§ STATED GOAL
Reproduce all of the listing below without alteration.

§ RECORD EXTRACTS
-------------------------

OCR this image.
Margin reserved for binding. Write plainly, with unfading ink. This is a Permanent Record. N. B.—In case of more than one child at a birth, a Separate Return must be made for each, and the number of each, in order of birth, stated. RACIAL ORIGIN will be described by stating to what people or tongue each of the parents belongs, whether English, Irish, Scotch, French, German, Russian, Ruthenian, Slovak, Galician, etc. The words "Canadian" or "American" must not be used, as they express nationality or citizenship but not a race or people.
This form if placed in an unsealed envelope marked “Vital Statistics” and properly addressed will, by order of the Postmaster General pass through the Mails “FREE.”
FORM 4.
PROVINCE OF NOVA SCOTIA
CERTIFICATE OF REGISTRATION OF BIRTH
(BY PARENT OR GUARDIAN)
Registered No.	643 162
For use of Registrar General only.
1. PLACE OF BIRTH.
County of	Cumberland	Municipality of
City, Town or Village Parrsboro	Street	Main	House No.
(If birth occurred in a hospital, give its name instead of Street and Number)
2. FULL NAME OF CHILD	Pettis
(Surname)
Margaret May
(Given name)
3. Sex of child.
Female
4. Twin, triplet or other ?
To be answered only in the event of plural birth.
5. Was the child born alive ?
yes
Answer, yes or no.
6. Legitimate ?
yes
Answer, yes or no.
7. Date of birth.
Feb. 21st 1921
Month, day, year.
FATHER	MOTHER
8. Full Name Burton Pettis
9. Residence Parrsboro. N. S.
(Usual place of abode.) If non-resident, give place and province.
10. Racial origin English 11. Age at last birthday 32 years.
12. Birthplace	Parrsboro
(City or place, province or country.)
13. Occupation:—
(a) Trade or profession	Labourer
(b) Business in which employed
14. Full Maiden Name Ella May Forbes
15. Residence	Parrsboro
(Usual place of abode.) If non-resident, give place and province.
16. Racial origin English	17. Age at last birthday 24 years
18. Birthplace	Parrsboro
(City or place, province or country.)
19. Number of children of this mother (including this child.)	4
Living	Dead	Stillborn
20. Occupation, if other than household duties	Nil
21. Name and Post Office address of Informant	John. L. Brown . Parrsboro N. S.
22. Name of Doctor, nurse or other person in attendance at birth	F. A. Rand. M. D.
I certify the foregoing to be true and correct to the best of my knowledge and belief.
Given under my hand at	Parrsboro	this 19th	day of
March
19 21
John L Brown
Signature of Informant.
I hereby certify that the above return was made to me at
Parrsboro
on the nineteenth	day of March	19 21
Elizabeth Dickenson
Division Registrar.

-------------------------

§ SOLUTION TO THE PROBLEM
OCR this image.
Margin reserved for binding. Write plainly, with unfading ink. This is a Permanent Record. N. B.—In case of more than one child at a birth, a Separate Return must be made for each, and the number of each, in order of birth, stated. RACIAL ORIGIN will be described by stating to what people or tongue each of the parents belongs, whether English, Irish, Scotch, French, German, Russian, Ruthenian, Slovak, Galician, etc. The words "Canadian" or "American" must not be used, as they express nationality or citizenship but not a race or people.
This form if placed in an unsealed envelope marked “Vital Statistics” and properly addressed will, by order of the Postmaster General pass through the Mails “FREE.”
FORM 4.
PROVINCE OF NOVA SCOTIA
CERTIFICATE OF REGISTRATION OF BIRTH
(BY PARENT OR GUARDIAN)
Registered No.	643 162
For use of Registrar General only.
1. PLACE OF BIRTH.
County of	Cumberland	Municipality of
City, Town or Village Parrsboro	Street	Main	House No.
(If birth occurred in a hospital, give its name instead of Street and Number)
2. FULL NAME OF CHILD	Pettis
(Surname)
Margaret May
(Given name)
3. Sex of child.
Female
4. Twin, triplet or other ?
To be answered only in the event of plural birth.
5. Was the child born alive ?
yes
Answer, yes or no.
6. Legitimate ?
yes
Answer, yes or no.
7. Date of birth.
Feb. 21st 1921
Month, day, year.
FATHER	MOTHER
8. Full Name Burton Pettis
9. Residence Parrsboro. N. S.
(Usual place of abode.) If non-resident, give place and province.
10. Racial origin English 11. Age at last birthday 32 years.
12. Birthplace	Parrsboro
(City or place, province or country.)
13. Occupation:—
(a) Trade or profession	Labourer
(b) Business in which employed
14. Full Maiden Name Ella May Forbes
15. Residence	Parrsboro
(Usual place of abode.) If non-resident, give place and province.
16. Racial origin English	17. Age at last birthday 24 years
18. Birthplace	Parrsboro
(City or place, province or country.)
19. Number of children of this mother (including this child.)	4
Living	Dead	Stillborn
20. Occupation, if other than household duties	Nil
21. Name and Post Office address of Informant	John. L. Brown . Parrsboro N. S.
22. Name of Doctor, nurse or other person in attendance at birth	F. A. Rand. M. D.
I certify the foregoing to be true and correct to the best of my knowledge and belief.
Given under my hand at	Parrsboro	this 19th	day of
March
19 21
John L Brown
Signature of Informant.
I hereby certify that the above return was made to me at
Parrsboro
on the nineteenth	day of March	19 21
Elizabeth Dickenson
Division Registrar.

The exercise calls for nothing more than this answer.